◆ Stated goal:
Locate every line in the records below that holds the word "Ihnen" and return each one.

◆ Data provided:
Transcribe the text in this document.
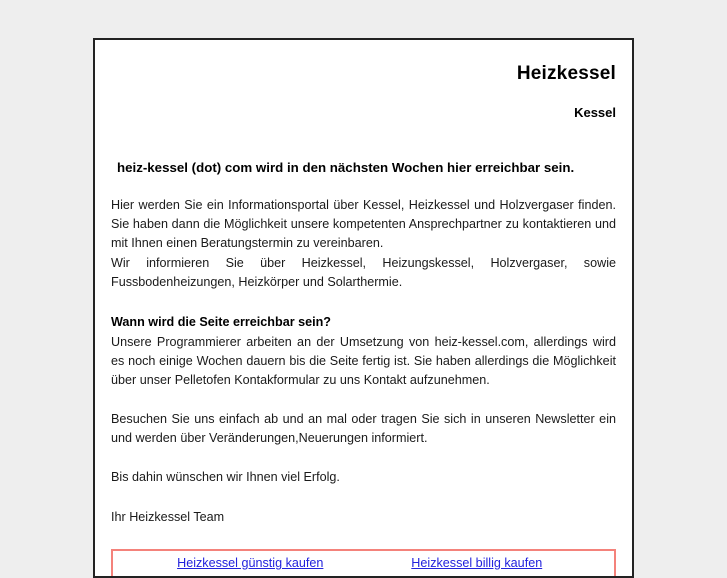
Heizkessel
Kessel

heiz-kessel (dot) com wird in den nächsten Wochen hier erreichbar sein.

Hier werden Sie ein Informationsportal über Kessel, Heizkessel und Holzvergaser finden. Sie haben dann die Möglichkeit unsere kompetenten Ansprechpartner zu kontaktieren und mit Ihnen einen Beratungstermin zu vereinbaren.

Wir informieren Sie über Heizkessel, Heizungskessel, Holzvergaser, sowie Fussbodenheizungen, Heizkörper und Solarthermie.

Wann wird die Seite erreichbar sein?

Unsere Programmierer arbeiten an der Umsetzung von heiz-kessel.com, allerdings wird es noch einige Wochen dauern bis die Seite fertig ist. Sie haben allerdings die Möglichkeit über unser Pelletofen Kontakformular zu uns Kontakt aufzunehmen.

Besuchen Sie uns einfach ab und an mal oder tragen Sie sich in unseren Newsletter ein und werden über Veränderungen,Neuerungen informiert.

Bis dahin wünschen wir Ihnen viel Erfolg.

Ihr Heizkessel Team

Heizkessel günstig kaufen	Heizkessel billig kaufen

◆ Complete answer:
Hier werden Sie ein Informationsportal über Kessel, Heizkessel und Holzvergaser finden. Sie haben dann die Möglichkeit unsere kompetenten Ansprechpartner zu kontaktieren und mit Ihnen einen Beratungstermin zu vereinbaren.
Bis dahin wünschen wir Ihnen viel Erfolg.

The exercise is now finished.